SET PROBLEM
Go through the records underneath and count the lines that include the string "disc". Give nothing but the number.

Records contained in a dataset
* * * * *

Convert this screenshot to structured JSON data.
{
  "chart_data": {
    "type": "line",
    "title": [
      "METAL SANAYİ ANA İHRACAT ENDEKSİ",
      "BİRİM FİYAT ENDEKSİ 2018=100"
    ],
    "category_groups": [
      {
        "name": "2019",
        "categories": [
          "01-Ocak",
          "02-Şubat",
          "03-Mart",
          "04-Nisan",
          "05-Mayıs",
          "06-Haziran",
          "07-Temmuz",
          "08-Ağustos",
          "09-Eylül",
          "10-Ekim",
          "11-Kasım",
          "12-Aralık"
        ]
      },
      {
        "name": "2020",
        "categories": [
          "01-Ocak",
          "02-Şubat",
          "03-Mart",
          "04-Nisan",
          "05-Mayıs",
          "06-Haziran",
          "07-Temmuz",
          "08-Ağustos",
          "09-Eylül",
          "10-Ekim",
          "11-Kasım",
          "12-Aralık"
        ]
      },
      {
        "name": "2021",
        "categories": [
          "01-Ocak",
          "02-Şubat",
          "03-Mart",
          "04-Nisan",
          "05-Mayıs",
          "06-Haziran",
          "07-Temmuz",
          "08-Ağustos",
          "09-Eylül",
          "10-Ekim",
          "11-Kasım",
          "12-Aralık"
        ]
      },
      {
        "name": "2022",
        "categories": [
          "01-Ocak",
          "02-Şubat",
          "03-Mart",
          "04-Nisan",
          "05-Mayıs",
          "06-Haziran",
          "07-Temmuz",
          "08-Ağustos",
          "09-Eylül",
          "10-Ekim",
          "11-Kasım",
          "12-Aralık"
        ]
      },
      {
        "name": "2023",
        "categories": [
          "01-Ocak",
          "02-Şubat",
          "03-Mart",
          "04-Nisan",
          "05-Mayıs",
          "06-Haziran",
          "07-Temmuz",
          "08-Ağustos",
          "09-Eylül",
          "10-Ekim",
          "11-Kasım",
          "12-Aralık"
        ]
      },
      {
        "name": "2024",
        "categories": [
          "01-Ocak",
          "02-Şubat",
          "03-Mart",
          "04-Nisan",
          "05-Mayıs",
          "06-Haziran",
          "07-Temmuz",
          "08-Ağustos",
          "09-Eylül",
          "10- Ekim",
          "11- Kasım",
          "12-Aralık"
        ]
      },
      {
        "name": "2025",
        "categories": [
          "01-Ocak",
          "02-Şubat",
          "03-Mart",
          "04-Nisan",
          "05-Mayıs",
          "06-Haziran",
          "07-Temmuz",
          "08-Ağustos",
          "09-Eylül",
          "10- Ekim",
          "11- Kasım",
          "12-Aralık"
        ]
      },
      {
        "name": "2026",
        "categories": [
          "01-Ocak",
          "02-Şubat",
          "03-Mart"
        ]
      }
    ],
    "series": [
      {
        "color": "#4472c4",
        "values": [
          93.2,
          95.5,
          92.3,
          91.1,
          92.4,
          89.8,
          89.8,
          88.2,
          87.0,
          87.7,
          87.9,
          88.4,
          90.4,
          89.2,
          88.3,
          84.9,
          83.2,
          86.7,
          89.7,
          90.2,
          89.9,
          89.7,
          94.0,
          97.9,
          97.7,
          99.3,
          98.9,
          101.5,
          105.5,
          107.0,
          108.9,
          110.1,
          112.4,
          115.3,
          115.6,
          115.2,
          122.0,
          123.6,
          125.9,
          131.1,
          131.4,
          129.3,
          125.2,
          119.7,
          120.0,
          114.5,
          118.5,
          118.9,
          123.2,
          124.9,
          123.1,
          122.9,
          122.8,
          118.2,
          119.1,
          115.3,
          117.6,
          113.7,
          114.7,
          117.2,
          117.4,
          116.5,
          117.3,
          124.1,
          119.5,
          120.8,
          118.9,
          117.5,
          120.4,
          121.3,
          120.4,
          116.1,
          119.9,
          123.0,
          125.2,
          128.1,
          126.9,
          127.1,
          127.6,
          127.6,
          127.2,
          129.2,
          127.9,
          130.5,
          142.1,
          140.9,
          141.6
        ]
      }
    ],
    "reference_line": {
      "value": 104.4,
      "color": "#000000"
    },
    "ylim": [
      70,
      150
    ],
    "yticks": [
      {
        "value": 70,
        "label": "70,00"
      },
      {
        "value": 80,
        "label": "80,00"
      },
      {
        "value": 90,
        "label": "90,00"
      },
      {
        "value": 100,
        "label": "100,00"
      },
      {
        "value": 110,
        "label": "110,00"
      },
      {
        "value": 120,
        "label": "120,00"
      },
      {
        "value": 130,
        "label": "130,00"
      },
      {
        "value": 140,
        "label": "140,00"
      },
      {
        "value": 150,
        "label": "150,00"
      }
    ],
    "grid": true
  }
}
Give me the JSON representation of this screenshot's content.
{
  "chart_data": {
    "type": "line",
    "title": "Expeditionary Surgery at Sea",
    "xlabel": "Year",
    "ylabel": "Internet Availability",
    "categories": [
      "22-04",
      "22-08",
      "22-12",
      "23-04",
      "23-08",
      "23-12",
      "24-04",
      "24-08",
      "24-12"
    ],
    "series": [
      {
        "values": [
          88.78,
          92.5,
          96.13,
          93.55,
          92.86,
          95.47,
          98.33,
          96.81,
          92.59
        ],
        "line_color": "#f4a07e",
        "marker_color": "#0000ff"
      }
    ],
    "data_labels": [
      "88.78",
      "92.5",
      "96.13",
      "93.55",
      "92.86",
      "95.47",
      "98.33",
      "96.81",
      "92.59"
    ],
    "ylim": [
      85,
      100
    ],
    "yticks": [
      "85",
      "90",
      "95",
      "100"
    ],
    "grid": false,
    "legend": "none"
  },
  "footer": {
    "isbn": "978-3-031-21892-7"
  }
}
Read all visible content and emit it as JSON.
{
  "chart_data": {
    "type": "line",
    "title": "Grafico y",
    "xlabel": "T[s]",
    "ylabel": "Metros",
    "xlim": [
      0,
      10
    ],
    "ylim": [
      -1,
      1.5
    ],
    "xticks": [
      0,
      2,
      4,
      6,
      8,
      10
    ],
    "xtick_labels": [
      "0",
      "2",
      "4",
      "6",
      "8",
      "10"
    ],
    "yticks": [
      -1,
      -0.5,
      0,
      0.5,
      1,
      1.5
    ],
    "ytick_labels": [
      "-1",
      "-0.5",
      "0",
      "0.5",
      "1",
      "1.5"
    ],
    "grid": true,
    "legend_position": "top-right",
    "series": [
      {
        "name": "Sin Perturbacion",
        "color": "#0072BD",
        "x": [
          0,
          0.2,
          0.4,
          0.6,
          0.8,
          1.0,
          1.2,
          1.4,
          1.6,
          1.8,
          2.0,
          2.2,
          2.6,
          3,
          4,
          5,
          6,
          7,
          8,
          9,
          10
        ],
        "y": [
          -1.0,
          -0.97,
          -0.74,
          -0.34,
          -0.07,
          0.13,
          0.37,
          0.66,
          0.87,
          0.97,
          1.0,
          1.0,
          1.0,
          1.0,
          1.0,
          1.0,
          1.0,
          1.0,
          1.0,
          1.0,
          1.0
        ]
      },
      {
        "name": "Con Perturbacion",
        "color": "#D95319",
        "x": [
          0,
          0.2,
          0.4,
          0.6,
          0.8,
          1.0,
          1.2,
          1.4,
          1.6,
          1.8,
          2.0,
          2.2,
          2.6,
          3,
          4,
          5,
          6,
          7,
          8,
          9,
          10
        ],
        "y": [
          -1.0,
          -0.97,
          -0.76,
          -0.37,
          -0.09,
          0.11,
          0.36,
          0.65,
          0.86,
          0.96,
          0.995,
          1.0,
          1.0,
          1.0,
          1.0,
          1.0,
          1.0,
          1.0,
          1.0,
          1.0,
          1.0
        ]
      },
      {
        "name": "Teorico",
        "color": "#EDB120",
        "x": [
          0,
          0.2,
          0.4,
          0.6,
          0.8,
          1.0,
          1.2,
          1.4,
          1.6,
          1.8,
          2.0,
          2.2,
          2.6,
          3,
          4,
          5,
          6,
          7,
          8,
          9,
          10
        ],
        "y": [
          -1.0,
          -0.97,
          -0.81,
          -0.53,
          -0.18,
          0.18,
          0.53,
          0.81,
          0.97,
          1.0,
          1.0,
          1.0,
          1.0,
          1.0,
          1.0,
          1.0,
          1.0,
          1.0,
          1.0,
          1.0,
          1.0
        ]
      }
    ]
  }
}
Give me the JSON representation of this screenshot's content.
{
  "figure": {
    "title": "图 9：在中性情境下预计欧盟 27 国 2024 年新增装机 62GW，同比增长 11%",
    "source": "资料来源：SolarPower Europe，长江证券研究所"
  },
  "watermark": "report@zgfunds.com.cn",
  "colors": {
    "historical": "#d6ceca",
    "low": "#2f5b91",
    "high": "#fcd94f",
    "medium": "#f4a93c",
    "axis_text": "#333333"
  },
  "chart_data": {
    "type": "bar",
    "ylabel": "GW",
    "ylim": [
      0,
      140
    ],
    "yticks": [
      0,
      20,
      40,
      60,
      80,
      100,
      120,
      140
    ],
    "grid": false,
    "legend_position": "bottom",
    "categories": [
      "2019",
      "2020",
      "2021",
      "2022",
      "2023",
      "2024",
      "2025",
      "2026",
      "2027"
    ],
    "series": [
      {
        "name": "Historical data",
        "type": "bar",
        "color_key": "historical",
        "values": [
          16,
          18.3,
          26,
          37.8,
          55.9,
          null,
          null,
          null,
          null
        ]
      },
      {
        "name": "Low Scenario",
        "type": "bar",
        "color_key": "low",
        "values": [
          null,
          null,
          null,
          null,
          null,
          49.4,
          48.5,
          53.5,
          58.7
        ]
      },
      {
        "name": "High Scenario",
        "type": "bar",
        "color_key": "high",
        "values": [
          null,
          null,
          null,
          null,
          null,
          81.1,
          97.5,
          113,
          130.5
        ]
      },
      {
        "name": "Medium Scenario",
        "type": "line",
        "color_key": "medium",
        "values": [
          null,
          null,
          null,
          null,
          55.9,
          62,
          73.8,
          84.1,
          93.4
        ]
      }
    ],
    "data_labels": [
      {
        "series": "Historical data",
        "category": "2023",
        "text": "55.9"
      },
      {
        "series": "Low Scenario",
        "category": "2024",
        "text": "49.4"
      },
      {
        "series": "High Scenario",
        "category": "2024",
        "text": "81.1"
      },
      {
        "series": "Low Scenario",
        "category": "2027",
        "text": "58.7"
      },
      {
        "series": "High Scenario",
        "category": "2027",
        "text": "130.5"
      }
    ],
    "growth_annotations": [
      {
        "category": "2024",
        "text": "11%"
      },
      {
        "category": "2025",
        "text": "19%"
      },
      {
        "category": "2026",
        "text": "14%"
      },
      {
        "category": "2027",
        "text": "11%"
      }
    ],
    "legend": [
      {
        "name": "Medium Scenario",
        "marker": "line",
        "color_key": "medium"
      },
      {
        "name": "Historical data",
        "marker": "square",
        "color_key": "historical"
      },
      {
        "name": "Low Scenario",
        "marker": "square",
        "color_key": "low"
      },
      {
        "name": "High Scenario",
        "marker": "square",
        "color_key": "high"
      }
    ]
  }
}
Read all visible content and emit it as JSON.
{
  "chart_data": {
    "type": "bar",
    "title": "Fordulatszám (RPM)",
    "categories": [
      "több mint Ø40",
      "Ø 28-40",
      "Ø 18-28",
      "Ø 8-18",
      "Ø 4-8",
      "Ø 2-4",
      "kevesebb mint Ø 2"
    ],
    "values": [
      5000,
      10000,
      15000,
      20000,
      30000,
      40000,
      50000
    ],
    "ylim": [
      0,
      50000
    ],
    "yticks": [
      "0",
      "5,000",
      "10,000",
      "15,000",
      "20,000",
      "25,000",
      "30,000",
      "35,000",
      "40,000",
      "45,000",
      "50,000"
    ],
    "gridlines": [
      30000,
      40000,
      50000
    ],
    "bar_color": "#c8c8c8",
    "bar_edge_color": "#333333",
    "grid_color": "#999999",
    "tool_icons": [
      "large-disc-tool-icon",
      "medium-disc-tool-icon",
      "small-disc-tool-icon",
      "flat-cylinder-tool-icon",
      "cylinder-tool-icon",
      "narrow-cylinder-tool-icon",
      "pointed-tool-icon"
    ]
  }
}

* * * * *

TASK RESPONSE
3